** START **

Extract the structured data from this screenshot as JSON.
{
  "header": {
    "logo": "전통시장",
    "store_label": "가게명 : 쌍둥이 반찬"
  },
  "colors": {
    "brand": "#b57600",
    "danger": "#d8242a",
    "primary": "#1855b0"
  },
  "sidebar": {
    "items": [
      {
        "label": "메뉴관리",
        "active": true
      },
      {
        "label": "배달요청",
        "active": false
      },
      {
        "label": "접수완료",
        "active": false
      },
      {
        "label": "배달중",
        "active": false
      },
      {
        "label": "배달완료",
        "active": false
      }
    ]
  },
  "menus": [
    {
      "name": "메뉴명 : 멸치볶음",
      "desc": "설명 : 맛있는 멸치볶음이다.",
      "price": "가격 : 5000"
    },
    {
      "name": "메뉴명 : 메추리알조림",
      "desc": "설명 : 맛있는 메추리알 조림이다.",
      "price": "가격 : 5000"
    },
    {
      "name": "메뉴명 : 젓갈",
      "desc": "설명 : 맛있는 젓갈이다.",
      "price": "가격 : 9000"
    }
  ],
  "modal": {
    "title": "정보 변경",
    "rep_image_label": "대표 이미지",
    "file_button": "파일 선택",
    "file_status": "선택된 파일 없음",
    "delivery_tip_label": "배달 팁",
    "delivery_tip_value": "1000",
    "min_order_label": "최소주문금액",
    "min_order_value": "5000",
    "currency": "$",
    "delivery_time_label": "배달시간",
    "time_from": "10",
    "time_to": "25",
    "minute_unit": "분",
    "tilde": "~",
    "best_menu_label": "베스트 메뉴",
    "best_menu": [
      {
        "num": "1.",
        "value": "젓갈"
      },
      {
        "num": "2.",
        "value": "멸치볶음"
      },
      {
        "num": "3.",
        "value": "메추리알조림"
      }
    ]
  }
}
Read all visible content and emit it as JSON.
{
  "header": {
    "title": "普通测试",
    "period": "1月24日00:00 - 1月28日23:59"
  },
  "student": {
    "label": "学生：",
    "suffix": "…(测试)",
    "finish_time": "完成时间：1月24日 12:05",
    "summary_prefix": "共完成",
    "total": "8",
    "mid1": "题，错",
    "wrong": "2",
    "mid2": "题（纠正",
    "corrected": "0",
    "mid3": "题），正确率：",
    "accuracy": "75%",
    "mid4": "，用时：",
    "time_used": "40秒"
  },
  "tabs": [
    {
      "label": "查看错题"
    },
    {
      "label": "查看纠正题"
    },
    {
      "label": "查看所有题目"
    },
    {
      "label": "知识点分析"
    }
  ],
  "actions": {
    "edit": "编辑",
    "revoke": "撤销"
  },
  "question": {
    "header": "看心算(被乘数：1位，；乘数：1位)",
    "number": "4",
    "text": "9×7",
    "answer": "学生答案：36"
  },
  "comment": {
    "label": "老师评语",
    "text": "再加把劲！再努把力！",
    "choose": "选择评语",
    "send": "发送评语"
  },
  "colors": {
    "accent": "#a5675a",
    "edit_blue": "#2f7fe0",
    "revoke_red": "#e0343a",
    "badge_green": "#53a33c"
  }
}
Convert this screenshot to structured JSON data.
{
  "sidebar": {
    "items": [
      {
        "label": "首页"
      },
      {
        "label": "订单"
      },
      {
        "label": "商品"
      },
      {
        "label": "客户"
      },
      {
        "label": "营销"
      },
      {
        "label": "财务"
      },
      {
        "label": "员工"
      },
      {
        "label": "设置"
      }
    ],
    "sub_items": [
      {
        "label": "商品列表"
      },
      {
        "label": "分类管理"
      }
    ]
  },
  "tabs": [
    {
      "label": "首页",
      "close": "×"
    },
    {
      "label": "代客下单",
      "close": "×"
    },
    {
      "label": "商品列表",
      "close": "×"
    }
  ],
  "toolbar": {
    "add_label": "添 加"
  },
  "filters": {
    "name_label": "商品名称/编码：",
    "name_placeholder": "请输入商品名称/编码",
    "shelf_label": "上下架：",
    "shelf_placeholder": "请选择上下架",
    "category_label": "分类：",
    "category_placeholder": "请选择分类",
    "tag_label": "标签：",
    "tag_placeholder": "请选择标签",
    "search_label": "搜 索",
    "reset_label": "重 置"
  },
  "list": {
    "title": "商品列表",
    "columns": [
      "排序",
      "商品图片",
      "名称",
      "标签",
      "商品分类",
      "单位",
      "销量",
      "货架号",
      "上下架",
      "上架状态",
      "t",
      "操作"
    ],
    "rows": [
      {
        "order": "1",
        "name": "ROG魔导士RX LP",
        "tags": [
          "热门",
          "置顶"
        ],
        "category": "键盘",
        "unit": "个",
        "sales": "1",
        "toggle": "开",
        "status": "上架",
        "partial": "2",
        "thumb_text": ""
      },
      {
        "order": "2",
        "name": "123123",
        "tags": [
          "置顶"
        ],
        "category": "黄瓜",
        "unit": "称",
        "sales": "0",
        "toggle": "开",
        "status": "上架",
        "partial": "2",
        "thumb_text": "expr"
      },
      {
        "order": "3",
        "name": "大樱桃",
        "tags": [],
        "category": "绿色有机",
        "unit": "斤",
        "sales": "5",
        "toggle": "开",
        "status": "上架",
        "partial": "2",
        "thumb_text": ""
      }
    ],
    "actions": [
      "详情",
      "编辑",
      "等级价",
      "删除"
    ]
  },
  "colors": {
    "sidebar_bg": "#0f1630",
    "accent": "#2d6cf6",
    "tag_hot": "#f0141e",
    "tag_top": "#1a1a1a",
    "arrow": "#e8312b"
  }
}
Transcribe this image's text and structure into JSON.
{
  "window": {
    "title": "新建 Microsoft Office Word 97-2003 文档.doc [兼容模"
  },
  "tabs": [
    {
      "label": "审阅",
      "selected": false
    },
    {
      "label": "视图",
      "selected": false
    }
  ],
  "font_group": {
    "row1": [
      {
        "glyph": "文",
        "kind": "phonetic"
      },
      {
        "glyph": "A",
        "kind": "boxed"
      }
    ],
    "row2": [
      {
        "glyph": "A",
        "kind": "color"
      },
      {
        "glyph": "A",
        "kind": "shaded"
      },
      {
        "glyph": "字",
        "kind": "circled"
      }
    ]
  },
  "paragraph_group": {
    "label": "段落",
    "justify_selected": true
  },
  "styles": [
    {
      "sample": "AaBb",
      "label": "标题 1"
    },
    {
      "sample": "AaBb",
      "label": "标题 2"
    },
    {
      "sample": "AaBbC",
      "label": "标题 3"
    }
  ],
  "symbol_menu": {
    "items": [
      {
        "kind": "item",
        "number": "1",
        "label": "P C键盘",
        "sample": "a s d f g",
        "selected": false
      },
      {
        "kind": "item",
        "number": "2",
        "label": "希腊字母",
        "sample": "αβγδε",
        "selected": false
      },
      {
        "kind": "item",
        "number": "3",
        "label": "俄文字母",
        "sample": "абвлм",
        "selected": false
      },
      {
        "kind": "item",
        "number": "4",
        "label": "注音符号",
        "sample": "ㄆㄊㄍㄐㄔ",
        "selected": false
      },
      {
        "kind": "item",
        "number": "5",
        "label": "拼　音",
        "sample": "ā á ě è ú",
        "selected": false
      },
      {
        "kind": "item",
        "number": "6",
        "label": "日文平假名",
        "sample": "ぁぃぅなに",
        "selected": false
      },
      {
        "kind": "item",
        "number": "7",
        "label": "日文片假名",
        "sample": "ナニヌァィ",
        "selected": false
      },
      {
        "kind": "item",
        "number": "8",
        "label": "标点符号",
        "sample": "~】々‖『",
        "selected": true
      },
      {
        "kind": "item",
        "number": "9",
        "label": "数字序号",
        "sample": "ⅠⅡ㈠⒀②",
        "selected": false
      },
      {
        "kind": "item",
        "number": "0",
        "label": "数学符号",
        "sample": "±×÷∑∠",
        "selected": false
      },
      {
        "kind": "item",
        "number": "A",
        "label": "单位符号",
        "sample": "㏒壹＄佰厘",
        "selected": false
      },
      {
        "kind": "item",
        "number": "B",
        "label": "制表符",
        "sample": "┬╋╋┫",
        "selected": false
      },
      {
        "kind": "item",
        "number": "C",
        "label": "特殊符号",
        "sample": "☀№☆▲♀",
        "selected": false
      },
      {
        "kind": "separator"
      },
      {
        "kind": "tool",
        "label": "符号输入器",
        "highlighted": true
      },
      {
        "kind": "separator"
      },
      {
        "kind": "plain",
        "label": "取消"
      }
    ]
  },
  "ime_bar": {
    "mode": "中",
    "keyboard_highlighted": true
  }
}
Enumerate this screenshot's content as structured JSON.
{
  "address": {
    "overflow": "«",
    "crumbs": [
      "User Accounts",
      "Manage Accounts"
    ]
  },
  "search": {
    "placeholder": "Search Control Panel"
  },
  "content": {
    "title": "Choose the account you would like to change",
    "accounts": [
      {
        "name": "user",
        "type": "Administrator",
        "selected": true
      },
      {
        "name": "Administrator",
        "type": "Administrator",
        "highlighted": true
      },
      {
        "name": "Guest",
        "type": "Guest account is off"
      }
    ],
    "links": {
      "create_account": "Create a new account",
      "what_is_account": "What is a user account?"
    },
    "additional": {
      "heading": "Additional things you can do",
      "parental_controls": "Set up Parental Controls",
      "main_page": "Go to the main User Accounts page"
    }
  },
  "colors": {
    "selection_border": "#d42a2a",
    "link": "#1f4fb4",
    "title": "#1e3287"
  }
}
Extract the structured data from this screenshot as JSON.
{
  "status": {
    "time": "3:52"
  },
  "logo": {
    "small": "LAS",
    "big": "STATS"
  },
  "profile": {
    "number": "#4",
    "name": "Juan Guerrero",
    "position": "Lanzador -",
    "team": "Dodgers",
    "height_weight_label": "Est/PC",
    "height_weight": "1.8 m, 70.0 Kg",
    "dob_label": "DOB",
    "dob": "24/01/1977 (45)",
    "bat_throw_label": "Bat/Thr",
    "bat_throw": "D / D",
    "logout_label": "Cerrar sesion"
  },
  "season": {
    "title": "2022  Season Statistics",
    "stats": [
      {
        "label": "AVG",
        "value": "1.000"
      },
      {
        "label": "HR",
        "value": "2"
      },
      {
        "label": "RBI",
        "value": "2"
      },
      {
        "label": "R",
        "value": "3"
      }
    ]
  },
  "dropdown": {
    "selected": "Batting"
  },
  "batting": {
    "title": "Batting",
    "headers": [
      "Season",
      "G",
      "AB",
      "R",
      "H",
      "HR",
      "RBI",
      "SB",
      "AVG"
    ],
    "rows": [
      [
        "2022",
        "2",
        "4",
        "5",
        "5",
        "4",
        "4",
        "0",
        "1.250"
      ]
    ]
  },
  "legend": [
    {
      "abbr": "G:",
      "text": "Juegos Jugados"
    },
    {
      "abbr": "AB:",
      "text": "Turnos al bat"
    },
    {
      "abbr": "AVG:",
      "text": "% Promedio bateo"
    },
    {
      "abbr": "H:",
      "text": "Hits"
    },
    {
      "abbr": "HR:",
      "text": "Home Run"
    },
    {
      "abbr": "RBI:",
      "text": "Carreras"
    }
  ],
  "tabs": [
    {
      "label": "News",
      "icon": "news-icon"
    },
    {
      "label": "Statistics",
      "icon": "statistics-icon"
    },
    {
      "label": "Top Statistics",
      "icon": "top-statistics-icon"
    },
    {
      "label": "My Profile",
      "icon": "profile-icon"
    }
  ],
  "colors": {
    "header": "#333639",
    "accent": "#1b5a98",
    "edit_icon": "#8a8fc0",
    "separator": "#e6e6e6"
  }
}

** END **

Set out every line from the material that contains the string "JSON".

Extract the structured data from this screenshot as JSON.
Read all visible content and emit it as JSON.
Convert this screenshot to structured JSON data.
Transcribe this image's text and structure into JSON.
Enumerate this screenshot's content as structured JSON.
Extract the structured data from this screenshot as JSON.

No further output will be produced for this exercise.